■ **Yapılacak İşler**:
1 – Esad röportajını konu alan yazıya göre aşağıdaki soruları yanıtlayın:
(a) Dergi, Beşar Esat ile yaptığı mülakatı hangi tarihte gerçekleştirdi?
(b) Foreign Affairs dergisi hangi kuruluşun görüş ve düşüncelerini yansıtıyor?
(c) Birleşmiş Milletler istatistiklerine göre savaşta kaç kişi öldü?
2 – Esad röportajını konu alan yazıdaki "Foreign Affairs (Dış" sözcüklerinden başlayan ve "önemli ipuçları vermektedir." sözcükleri de dahil olmak üzere orada biten bölümü olduğu gibi tekrar yazın.
3 – Aşağıdaki ifadeler Esad röportajını konu alan yazıyla uyuşuyor mu? Her biri için evet ya da hayır deyin ve kararı belirleyen sözleri yazıdan birebir alıntılayın.
(a) Mülakat Şam’da yapıldı.
(b) İç savaş yaklaşık on yıldır sürüyor.
(c) CFR bir devlet kurumudur.

■ **Alıntı Metin**:
◆ ◆ ◆ ◆ ◆

Soner Polat
Soner Polat Köşe Yazısı

Amerikan Foreign Affairs Dergisi’nin Beşar Esad ile yaptığı tarihi röportaj

Foreign Affairs (Dış Olaylar) dergisi ABD’deki tartışmasız en etkili dış politika yayın organıdır. Bunun en önemli nedeni bu derginin, Dış İlişkiler Konseyi (Council of Foreign Relations, CFR) olarak bilinen kuruluşun görüş ve düşüncelerini yansıtmasıdır. CFR ise ABD dış politikalarına adeta ipotek koyan çok önemli bir devlet dışı örgütlenmedir. Genellikle Foreign Affairs’te yazılanlar kısa süre sonra ABD dış politikasının ana parametrelerini oluştururlar. Bu nedenle derginin 20 Ocak 2015 tarihinde Suriye Devlet Başkanı Beşar Esat ile Şam’da gerçekleştirdiği mülakat, hem durum tespiti yapmak isteyenler hem de politika belirleyenler için çok önemli ipuçları vermektedir.

Şimdi dilerseniz, bu çok uzun röportajdan derlediğim kısa kesitlere birlikte göz atalım:

Foreign Affairs: İç savaş neredeyse dört yıldır devam ediyor. Birleşmiş Milletler istatistiklerine göre, 200 binden fazla insan öldü. Bir milyon kişi yaralandı. Üç milyondan fazla Suriyeli ülkeyi terk etmek zorunda kaldı! Sizin kuvvetleriniz de ağır zayiatlar verdi. Savaş sonsuza dek süremez! Sizce harp nasıl son bulur?

◆ ◆ ◆ ◆ ◆

■ **Malzeme**:
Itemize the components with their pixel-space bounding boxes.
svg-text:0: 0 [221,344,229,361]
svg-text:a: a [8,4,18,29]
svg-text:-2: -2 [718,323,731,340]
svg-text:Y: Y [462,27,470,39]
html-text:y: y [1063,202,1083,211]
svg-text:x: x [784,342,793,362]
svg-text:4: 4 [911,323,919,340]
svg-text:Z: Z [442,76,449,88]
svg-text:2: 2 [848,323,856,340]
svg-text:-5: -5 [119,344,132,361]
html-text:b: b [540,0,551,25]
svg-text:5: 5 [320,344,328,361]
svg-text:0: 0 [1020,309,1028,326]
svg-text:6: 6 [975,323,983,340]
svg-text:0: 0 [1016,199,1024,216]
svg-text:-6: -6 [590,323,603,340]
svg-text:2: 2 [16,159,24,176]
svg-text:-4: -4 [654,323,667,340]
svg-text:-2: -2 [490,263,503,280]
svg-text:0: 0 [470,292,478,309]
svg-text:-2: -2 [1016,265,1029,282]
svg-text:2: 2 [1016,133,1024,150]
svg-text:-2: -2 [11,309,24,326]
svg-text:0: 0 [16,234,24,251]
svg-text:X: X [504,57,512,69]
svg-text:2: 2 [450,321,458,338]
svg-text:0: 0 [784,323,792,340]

◆ ◆ ◆ ◆ ◆

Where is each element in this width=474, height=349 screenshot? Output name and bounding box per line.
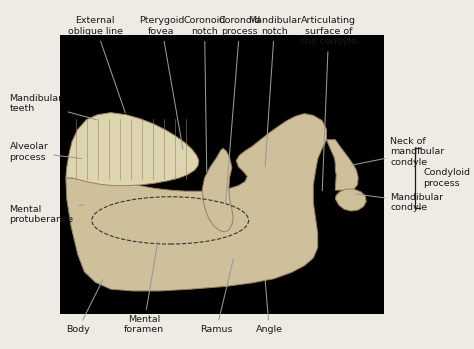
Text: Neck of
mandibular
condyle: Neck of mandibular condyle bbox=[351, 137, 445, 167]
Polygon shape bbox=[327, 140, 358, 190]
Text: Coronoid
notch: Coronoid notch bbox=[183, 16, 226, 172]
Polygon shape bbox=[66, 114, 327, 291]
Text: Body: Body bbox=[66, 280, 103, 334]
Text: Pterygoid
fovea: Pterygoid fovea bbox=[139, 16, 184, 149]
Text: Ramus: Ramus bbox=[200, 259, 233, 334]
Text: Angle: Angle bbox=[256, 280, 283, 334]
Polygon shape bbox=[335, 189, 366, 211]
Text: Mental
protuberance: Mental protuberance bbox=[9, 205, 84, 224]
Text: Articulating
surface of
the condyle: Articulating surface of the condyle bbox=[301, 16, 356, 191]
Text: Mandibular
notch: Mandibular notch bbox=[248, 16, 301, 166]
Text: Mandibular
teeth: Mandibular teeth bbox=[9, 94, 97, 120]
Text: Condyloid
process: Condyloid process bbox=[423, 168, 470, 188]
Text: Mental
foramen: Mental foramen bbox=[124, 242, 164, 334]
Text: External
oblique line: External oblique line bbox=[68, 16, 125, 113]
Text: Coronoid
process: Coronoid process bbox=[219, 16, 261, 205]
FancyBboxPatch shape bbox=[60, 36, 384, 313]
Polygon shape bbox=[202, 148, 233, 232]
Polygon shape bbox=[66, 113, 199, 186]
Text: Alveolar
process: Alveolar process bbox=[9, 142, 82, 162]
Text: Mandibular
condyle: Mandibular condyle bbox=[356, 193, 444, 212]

◆ ◆ ◆ ◆ ◆

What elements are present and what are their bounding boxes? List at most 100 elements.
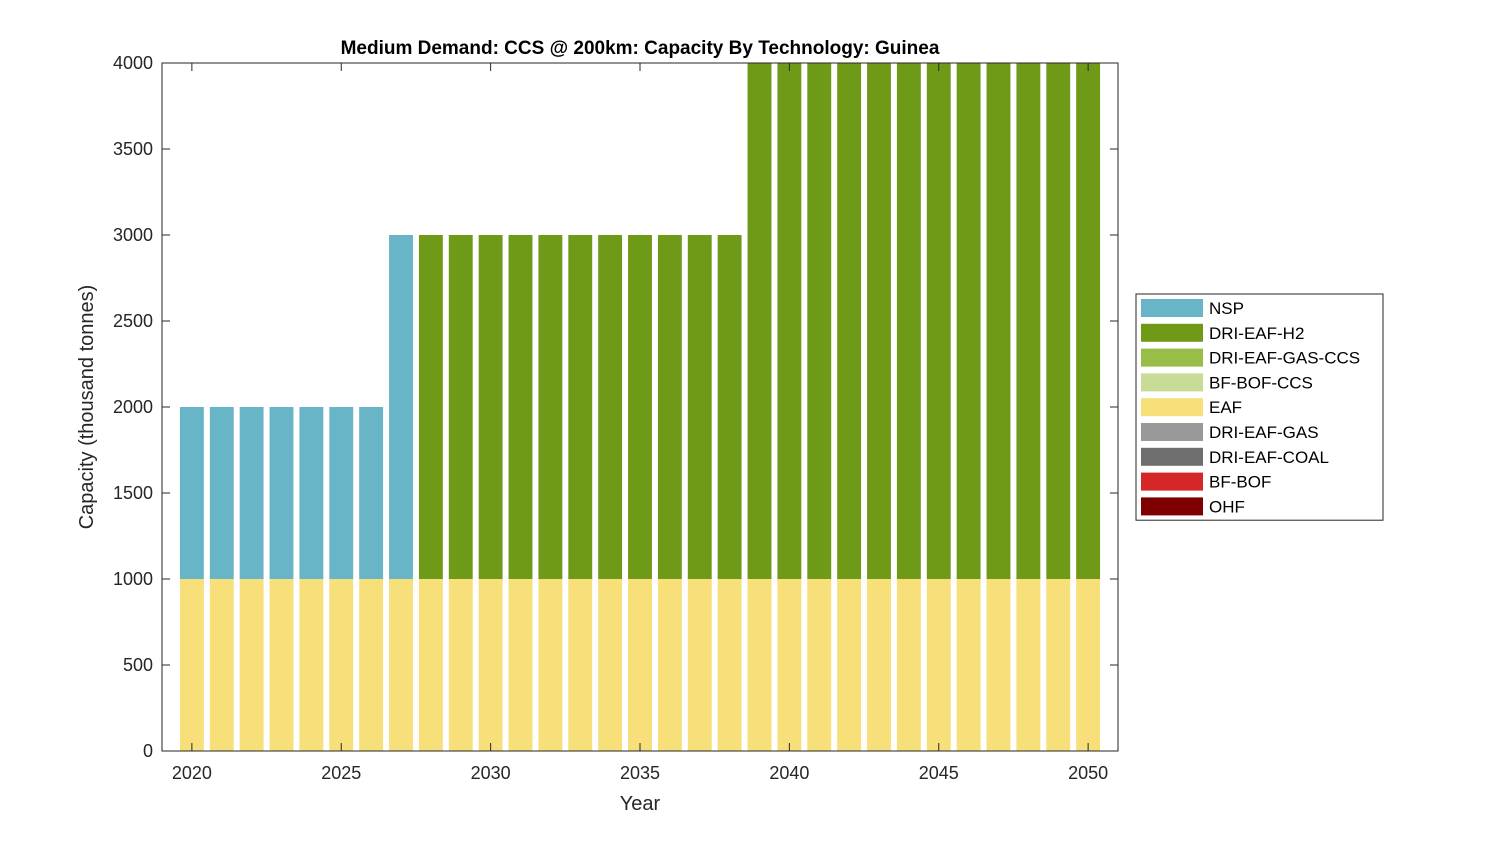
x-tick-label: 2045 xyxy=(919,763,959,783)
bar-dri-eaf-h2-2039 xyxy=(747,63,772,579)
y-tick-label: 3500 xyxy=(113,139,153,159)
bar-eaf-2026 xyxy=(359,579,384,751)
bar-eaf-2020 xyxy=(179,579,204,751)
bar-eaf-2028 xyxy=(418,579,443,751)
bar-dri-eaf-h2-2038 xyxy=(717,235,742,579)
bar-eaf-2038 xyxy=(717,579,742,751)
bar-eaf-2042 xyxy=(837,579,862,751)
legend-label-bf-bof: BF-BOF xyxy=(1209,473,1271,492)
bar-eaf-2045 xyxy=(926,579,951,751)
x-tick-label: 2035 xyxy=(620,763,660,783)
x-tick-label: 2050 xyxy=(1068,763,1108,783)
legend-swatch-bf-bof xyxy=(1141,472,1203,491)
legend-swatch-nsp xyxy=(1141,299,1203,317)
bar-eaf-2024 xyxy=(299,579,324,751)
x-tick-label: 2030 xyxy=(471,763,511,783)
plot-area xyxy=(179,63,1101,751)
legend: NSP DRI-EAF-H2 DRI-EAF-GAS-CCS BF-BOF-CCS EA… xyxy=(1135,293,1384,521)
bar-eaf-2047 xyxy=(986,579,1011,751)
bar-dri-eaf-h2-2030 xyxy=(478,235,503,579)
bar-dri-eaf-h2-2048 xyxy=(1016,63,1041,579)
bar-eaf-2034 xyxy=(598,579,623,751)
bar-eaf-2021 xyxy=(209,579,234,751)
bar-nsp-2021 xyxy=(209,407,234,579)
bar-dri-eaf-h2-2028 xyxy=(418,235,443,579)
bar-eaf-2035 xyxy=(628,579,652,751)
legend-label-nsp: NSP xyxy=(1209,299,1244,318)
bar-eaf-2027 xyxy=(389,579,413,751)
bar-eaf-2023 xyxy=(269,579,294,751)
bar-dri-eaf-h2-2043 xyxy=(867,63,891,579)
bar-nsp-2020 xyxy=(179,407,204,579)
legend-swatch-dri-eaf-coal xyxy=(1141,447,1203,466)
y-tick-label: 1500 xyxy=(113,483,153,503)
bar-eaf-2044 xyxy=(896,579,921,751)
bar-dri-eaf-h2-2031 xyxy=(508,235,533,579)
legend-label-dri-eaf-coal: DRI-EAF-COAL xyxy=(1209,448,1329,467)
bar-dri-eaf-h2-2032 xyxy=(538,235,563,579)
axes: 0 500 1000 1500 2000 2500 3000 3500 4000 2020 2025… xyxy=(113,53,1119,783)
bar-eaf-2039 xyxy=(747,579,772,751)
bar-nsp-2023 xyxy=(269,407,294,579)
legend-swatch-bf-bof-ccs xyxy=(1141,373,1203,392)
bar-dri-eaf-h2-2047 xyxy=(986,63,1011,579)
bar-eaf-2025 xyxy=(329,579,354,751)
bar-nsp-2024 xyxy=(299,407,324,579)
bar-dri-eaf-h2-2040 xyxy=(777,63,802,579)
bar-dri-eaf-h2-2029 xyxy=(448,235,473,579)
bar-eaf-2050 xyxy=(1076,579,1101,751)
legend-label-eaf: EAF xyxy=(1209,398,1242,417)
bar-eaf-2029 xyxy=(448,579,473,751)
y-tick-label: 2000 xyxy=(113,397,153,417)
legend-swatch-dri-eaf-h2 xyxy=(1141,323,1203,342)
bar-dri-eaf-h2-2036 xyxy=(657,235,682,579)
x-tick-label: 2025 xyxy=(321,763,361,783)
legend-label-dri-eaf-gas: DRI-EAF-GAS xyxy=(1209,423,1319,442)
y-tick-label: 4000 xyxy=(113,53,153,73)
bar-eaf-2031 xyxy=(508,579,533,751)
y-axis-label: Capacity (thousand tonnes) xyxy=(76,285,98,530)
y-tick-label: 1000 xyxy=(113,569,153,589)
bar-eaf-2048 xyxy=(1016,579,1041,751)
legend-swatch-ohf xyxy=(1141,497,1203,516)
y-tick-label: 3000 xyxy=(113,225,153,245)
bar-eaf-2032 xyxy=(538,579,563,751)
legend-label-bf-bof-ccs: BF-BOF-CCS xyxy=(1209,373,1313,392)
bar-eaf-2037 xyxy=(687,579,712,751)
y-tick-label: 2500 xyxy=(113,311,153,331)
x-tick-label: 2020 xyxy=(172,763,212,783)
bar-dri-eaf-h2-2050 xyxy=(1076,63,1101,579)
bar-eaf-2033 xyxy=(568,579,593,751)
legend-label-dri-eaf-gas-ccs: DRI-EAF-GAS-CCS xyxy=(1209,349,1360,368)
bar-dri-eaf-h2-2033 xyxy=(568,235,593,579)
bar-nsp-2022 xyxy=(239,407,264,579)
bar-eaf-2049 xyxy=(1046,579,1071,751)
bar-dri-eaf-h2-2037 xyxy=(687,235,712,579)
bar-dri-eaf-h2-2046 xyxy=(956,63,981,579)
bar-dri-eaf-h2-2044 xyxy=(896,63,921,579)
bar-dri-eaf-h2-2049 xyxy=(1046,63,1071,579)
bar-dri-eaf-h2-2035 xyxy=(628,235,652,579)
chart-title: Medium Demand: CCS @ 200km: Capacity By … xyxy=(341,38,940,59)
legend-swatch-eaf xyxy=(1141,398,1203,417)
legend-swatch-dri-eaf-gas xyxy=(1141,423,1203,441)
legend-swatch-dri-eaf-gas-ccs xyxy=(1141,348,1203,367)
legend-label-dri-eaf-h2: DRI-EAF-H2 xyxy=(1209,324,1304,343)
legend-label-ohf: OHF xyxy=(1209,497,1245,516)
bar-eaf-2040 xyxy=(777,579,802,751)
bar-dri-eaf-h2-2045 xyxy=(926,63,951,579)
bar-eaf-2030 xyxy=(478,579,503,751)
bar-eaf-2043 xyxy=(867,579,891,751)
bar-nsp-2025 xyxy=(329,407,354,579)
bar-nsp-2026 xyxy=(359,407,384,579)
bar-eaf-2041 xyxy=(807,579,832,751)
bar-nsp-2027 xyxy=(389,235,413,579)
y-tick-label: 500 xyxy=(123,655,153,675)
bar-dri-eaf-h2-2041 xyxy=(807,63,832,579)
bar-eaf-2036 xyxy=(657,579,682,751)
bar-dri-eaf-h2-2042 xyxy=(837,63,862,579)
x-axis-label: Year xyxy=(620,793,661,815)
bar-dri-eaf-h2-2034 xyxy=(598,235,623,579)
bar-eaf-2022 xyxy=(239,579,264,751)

◆ ◆ ◆ ◆ ◆

■ **Görev Görev Çözümler**:
1 –
(a) 20 Ocak 2015
(b) Dış İlişkiler Konseyi (Council of Foreign Relations, CFR)
(c) 200 binden fazla insan

2 –
Foreign Affairs (Dış Olaylar) dergisi ABD’deki tartışmasız en etkili dış politika yayın organıdır. Bunun en önemli nedeni bu derginin, Dış İlişkiler Konseyi (Council of Foreign Relations, CFR) olarak bilinen kuruluşun görüş ve düşüncelerini yansıtmasıdır. CFR ise ABD dış politikalarına adeta ipotek koyan çok önemli bir devlet dışı örgütlenmedir. Genellikle Foreign Affairs’te yazılanlar kısa süre sonra ABD dış politikasının ana parametrelerini oluştururlar. Bu nedenle derginin 20 Ocak 2015 tarihinde Suriye Devlet Başkanı Beşar Esat ile Şam’da gerçekleştirdiği mülakat, hem durum tespiti yapmak isteyenler hem de politika belirleyenler için çok önemli ipuçları vermektedir.

3 –
(a) Evet: "Şam’da gerçekleştirdiği mülakat"
(b) Hayır: "İç savaş neredeyse dört yıldır devam ediyor."
(c) Hayır: "çok önemli bir devlet dışı örgütlenmedir"